[Stored data]

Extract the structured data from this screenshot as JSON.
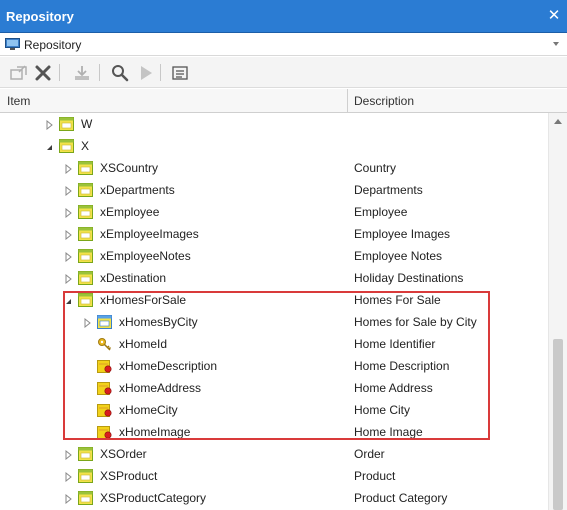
{
  "window": {
    "title": "Repository",
    "close_glyph": "✕"
  },
  "selector": {
    "value": "Repository",
    "icon": "monitor-icon"
  },
  "toolbar": {
    "buttons": [
      {
        "name": "import-icon",
        "enabled": false
      },
      {
        "name": "delete-icon",
        "enabled": true
      },
      {
        "name": "download-icon",
        "enabled": false
      },
      {
        "name": "search-icon",
        "enabled": true
      },
      {
        "name": "play-icon",
        "enabled": false
      },
      {
        "name": "list-icon",
        "enabled": true
      }
    ]
  },
  "columns": {
    "item": "Item",
    "description": "Description"
  },
  "tree": [
    {
      "name": "W",
      "desc": "",
      "level": 0,
      "expander": "closed",
      "icon": "table-icon"
    },
    {
      "name": "X",
      "desc": "",
      "level": 0,
      "expander": "open",
      "icon": "table-icon"
    },
    {
      "name": "XSCountry",
      "desc": "Country",
      "level": 1,
      "expander": "closed",
      "icon": "table-icon"
    },
    {
      "name": "xDepartments",
      "desc": "Departments",
      "level": 1,
      "expander": "closed",
      "icon": "table-icon"
    },
    {
      "name": "xEmployee",
      "desc": "Employee",
      "level": 1,
      "expander": "closed",
      "icon": "table-icon"
    },
    {
      "name": "xEmployeeImages",
      "desc": "Employee Images",
      "level": 1,
      "expander": "closed",
      "icon": "table-icon"
    },
    {
      "name": "xEmployeeNotes",
      "desc": "Employee Notes",
      "level": 1,
      "expander": "closed",
      "icon": "table-icon"
    },
    {
      "name": "xDestination",
      "desc": "Holiday Destinations",
      "level": 1,
      "expander": "closed",
      "icon": "table-icon"
    },
    {
      "name": "xHomesForSale",
      "desc": "Homes For Sale",
      "level": 1,
      "expander": "open",
      "icon": "table-icon"
    },
    {
      "name": "xHomesByCity",
      "desc": "Homes for Sale by City",
      "level": 2,
      "expander": "closed",
      "icon": "view-icon"
    },
    {
      "name": "xHomeId",
      "desc": "Home Identifier",
      "level": 2,
      "expander": "none",
      "icon": "key-icon"
    },
    {
      "name": "xHomeDescription",
      "desc": "Home Description",
      "level": 2,
      "expander": "none",
      "icon": "field-icon"
    },
    {
      "name": "xHomeAddress",
      "desc": "Home Address",
      "level": 2,
      "expander": "none",
      "icon": "field-icon"
    },
    {
      "name": "xHomeCity",
      "desc": "Home City",
      "level": 2,
      "expander": "none",
      "icon": "field-icon"
    },
    {
      "name": "xHomeImage",
      "desc": "Home Image",
      "level": 2,
      "expander": "none",
      "icon": "field-icon"
    },
    {
      "name": "XSOrder",
      "desc": "Order",
      "level": 1,
      "expander": "closed",
      "icon": "table-icon"
    },
    {
      "name": "XSProduct",
      "desc": "Product",
      "level": 1,
      "expander": "closed",
      "icon": "table-icon"
    },
    {
      "name": "XSProductCategory",
      "desc": "Product Category",
      "level": 1,
      "expander": "closed",
      "icon": "table-icon"
    }
  ],
  "colors": {
    "titlebar": "#2b7cd3",
    "highlight": "#d93a3a"
  }
}
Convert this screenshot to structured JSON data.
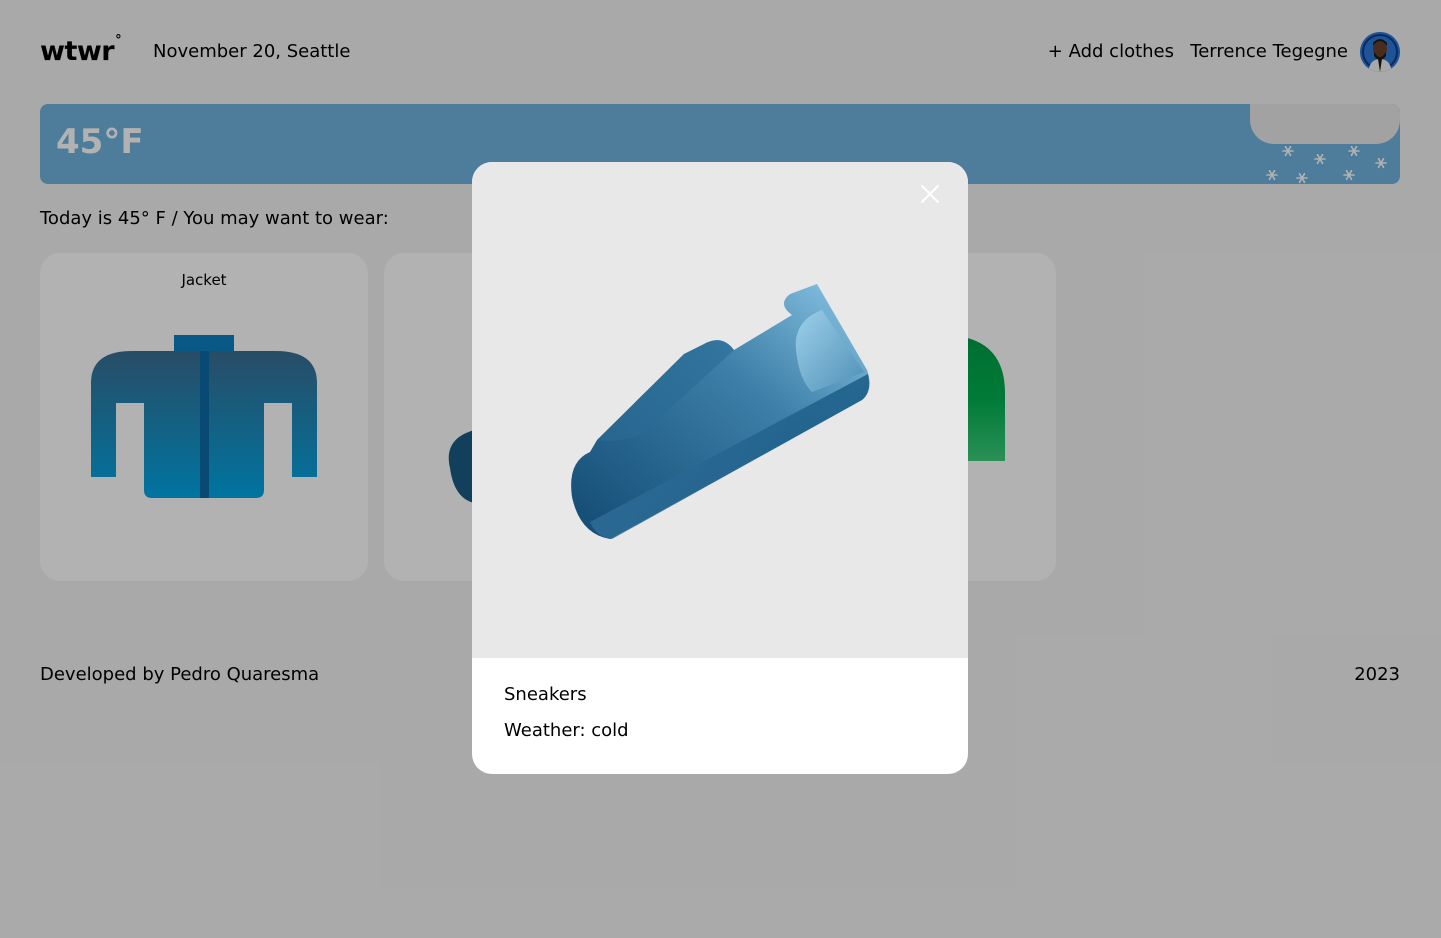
{
  "header": {
    "logo": "wtwr",
    "logo_degree": "°",
    "date_location": "November 20, Seattle",
    "add_clothes_label": "+ Add clothes",
    "username": "Terrence Tegegne"
  },
  "weather": {
    "temperature": "45°F",
    "condition_icon": "snow-cloud-icon"
  },
  "main": {
    "suggestion_text": "Today is 45° F / You may want to wear:",
    "cards": [
      {
        "label": "Jacket",
        "icon": "jacket-icon"
      },
      {
        "label": "",
        "icon": "sneakers-icon"
      },
      {
        "label": "",
        "icon": "hoodie-icon"
      }
    ]
  },
  "footer": {
    "credit": "Developed by Pedro Quaresma",
    "year": "2023"
  },
  "modal": {
    "item_name": "Sneakers",
    "item_weather": "Weather: cold",
    "close_icon": "close-icon"
  },
  "colors": {
    "weather_banner": "#6fb3de",
    "jacket_top": "#3a6e92",
    "jacket_bottom": "#00a7e6",
    "sneaker_dark": "#1b5b84",
    "sneaker_light": "#8ec8e6",
    "hoodie_green": "#00a851"
  }
}
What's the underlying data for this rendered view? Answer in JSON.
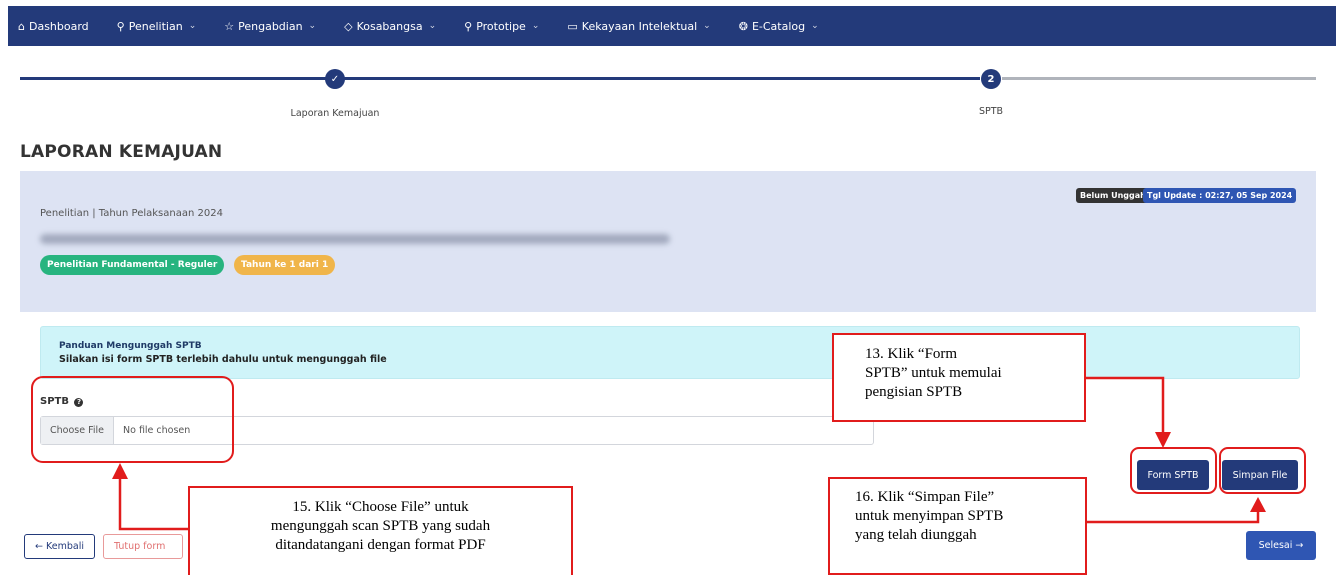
{
  "navbar": {
    "items": [
      {
        "label": "Dashboard",
        "icon": "home-icon",
        "dropdown": false
      },
      {
        "label": "Penelitian",
        "icon": "search-icon",
        "dropdown": true
      },
      {
        "label": "Pengabdian",
        "icon": "star-icon",
        "dropdown": true
      },
      {
        "label": "Kosabangsa",
        "icon": "diamond-icon",
        "dropdown": true
      },
      {
        "label": "Prototipe",
        "icon": "search-icon",
        "dropdown": true
      },
      {
        "label": "Kekayaan Intelektual",
        "icon": "archive-icon",
        "dropdown": true
      },
      {
        "label": "E-Catalog",
        "icon": "badge-icon",
        "dropdown": true
      }
    ]
  },
  "stepper": {
    "steps": [
      {
        "label": "Laporan Kemajuan",
        "marker": "✓",
        "status": "completed"
      },
      {
        "label": "SPTB",
        "marker": "2",
        "status": "active"
      }
    ]
  },
  "page": {
    "title": "LAPORAN KEMAJUAN"
  },
  "info_card": {
    "status_badge": "Belum Unggah",
    "update_badge": "Tgl Update : 02:27, 05 Sep 2024",
    "subtitle": "Penelitian | Tahun Pelaksanaan 2024",
    "scheme_pill": "Penelitian Fundamental - Reguler",
    "year_pill": "Tahun ke 1 dari 1"
  },
  "guide": {
    "title": "Panduan Mengunggah SPTB",
    "text": "Silakan isi form SPTB terlebih dahulu untuk mengunggah file"
  },
  "upload": {
    "label": "SPTB",
    "choose_button": "Choose File",
    "file_status": "No file chosen"
  },
  "actions": {
    "form_button": "Form SPTB",
    "save_button": "Simpan File",
    "back_button": "← Kembali",
    "close_button": "Tutup form",
    "finish_button": "Selesai →"
  },
  "annotations": {
    "callout_13": [
      "13. Klik “Form",
      "SPTB” untuk memulai",
      "pengisian SPTB"
    ],
    "callout_15": [
      "15. Klik “Choose File” untuk",
      "mengunggah scan SPTB yang sudah",
      "ditandatangani dengan format PDF"
    ],
    "callout_16": [
      "16. Klik “Simpan File”",
      "untuk menyimpan SPTB",
      "yang telah diunggah"
    ]
  },
  "colors": {
    "navbar": "#233a7a",
    "annotation": "#e11c1c",
    "info_card": "#dde3f3",
    "guide_box": "#cff4f9",
    "pill_green": "#27b47f",
    "pill_orange": "#f0b54a"
  }
}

## Given request
Nothing in the entries should change as you copy them, except that the pictures are left out.

## Answer in full
Extract the structured data from this screenshot as JSON.
{
  "window": {
    "title": "Repository",
    "close_glyph": "✕"
  },
  "selector": {
    "value": "Repository",
    "icon": "monitor-icon"
  },
  "toolbar": {
    "buttons": [
      {
        "name": "import-icon",
        "enabled": false
      },
      {
        "name": "delete-icon",
        "enabled": true
      },
      {
        "name": "download-icon",
        "enabled": false
      },
      {
        "name": "search-icon",
        "enabled": true
      },
      {
        "name": "play-icon",
        "enabled": false
      },
      {
        "name": "list-icon",
        "enabled": true
      }
    ]
  },
  "columns": {
    "item": "Item",
    "description": "Description"
  },
  "tree": [
    {
      "name": "W",
      "desc": "",
      "level": 0,
      "expander": "closed",
      "icon": "table-icon"
    },
    {
      "name": "X",
      "desc": "",
      "level": 0,
      "expander": "open",
      "icon": "table-icon"
    },
    {
      "name": "XSCountry",
      "desc": "Country",
      "level": 1,
      "expander": "closed",
      "icon": "table-icon"
    },
    {
      "name": "xDepartments",
      "desc": "Departments",
      "level": 1,
      "expander": "closed",
      "icon": "table-icon"
    },
    {
      "name": "xEmployee",
      "desc": "Employee",
      "level": 1,
      "expander": "closed",
      "icon": "table-icon"
    },
    {
      "name": "xEmployeeImages",
      "desc": "Employee Images",
      "level": 1,
      "expander": "closed",
      "icon": "table-icon"
    },
    {
      "name": "xEmployeeNotes",
      "desc": "Employee Notes",
      "level": 1,
      "expander": "closed",
      "icon": "table-icon"
    },
    {
      "name": "xDestination",
      "desc": "Holiday Destinations",
      "level": 1,
      "expander": "closed",
      "icon": "table-icon"
    },
    {
      "name": "xHomesForSale",
      "desc": "Homes For Sale",
      "level": 1,
      "expander": "open",
      "icon": "table-icon"
    },
    {
      "name": "xHomesByCity",
      "desc": "Homes for Sale by City",
      "level": 2,
      "expander": "closed",
      "icon": "view-icon"
    },
    {
      "name": "xHomeId",
      "desc": "Home Identifier",
      "level": 2,
      "expander": "none",
      "icon": "key-icon"
    },
    {
      "name": "xHomeDescription",
      "desc": "Home Description",
      "level": 2,
      "expander": "none",
      "icon": "field-icon"
    },
    {
      "name": "xHomeAddress",
      "desc": "Home Address",
      "level": 2,
      "expander": "none",
      "icon": "field-icon"
    },
    {
      "name": "xHomeCity",
      "desc": "Home City",
      "level": 2,
      "expander": "none",
      "icon": "field-icon"
    },
    {
      "name": "xHomeImage",
      "desc": "Home Image",
      "level": 2,
      "expander": "none",
      "icon": "field-icon"
    },
    {
      "name": "XSOrder",
      "desc": "Order",
      "level": 1,
      "expander": "closed",
      "icon": "table-icon"
    },
    {
      "name": "XSProduct",
      "desc": "Product",
      "level": 1,
      "expander": "closed",
      "icon": "table-icon"
    },
    {
      "name": "XSProductCategory",
      "desc": "Product Category",
      "level": 1,
      "expander": "closed",
      "icon": "table-icon"
    }
  ],
  "colors": {
    "titlebar": "#2b7cd3",
    "highlight": "#d93a3a"
  }
}
Convert this screenshot to structured JSON data.
{
  "header": {
    "logo": "wtwr",
    "logo_degree": "°",
    "date_location": "November 20, Seattle",
    "add_clothes_label": "+ Add clothes",
    "username": "Terrence Tegegne"
  },
  "weather": {
    "temperature": "45°F",
    "condition_icon": "snow-cloud-icon"
  },
  "main": {
    "suggestion_text": "Today is 45° F / You may want to wear:",
    "cards": [
      {
        "label": "Jacket",
        "icon": "jacket-icon"
      },
      {
        "label": "",
        "icon": "sneakers-icon"
      },
      {
        "label": "",
        "icon": "hoodie-icon"
      }
    ]
  },
  "footer": {
    "credit": "Developed by Pedro Quaresma",
    "year": "2023"
  },
  "modal": {
    "item_name": "Sneakers",
    "item_weather": "Weather: cold",
    "close_icon": "close-icon"
  },
  "colors": {
    "weather_banner": "#6fb3de",
    "jacket_top": "#3a6e92",
    "jacket_bottom": "#00a7e6",
    "sneaker_dark": "#1b5b84",
    "sneaker_light": "#8ec8e6",
    "hoodie_green": "#00a851"
  }
}
What's the underlying data for this rendered view? Answer in JSON.
{
  "navbar": {
    "items": [
      {
        "label": "Dashboard",
        "icon": "home-icon",
        "dropdown": false
      },
      {
        "label": "Penelitian",
        "icon": "search-icon",
        "dropdown": true
      },
      {
        "label": "Pengabdian",
        "icon": "star-icon",
        "dropdown": true
      },
      {
        "label": "Kosabangsa",
        "icon": "diamond-icon",
        "dropdown": true
      },
      {
        "label": "Prototipe",
        "icon": "search-icon",
        "dropdown": true
      },
      {
        "label": "Kekayaan Intelektual",
        "icon": "archive-icon",
        "dropdown": true
      },
      {
        "label": "E-Catalog",
        "icon": "badge-icon",
        "dropdown": true
      }
    ]
  },
  "stepper": {
    "steps": [
      {
        "label": "Laporan Kemajuan",
        "marker": "✓",
        "status": "completed"
      },
      {
        "label": "SPTB",
        "marker": "2",
        "status": "active"
      }
    ]
  },
  "page": {
    "title": "LAPORAN KEMAJUAN"
  },
  "info_card": {
    "status_badge": "Belum Unggah",
    "update_badge": "Tgl Update : 02:27, 05 Sep 2024",
    "subtitle": "Penelitian | Tahun Pelaksanaan 2024",
    "scheme_pill": "Penelitian Fundamental - Reguler",
    "year_pill": "Tahun ke 1 dari 1"
  },
  "guide": {
    "title": "Panduan Mengunggah SPTB",
    "text": "Silakan isi form SPTB terlebih dahulu untuk mengunggah file"
  },
  "upload": {
    "label": "SPTB",
    "choose_button": "Choose File",
    "file_status": "No file chosen"
  },
  "actions": {
    "form_button": "Form SPTB",
    "save_button": "Simpan File",
    "back_button": "← Kembali",
    "close_button": "Tutup form",
    "finish_button": "Selesai →"
  },
  "annotations": {
    "callout_13": [
      "13. Klik “Form",
      "SPTB” untuk memulai",
      "pengisian SPTB"
    ],
    "callout_15": [
      "15. Klik “Choose File” untuk",
      "mengunggah scan SPTB yang sudah",
      "ditandatangani dengan format PDF"
    ],
    "callout_16": [
      "16. Klik “Simpan File”",
      "untuk menyimpan SPTB",
      "yang telah diunggah"
    ]
  },
  "colors": {
    "navbar": "#233a7a",
    "annotation": "#e11c1c",
    "info_card": "#dde3f3",
    "guide_box": "#cff4f9",
    "pill_green": "#27b47f",
    "pill_orange": "#f0b54a"
  }
}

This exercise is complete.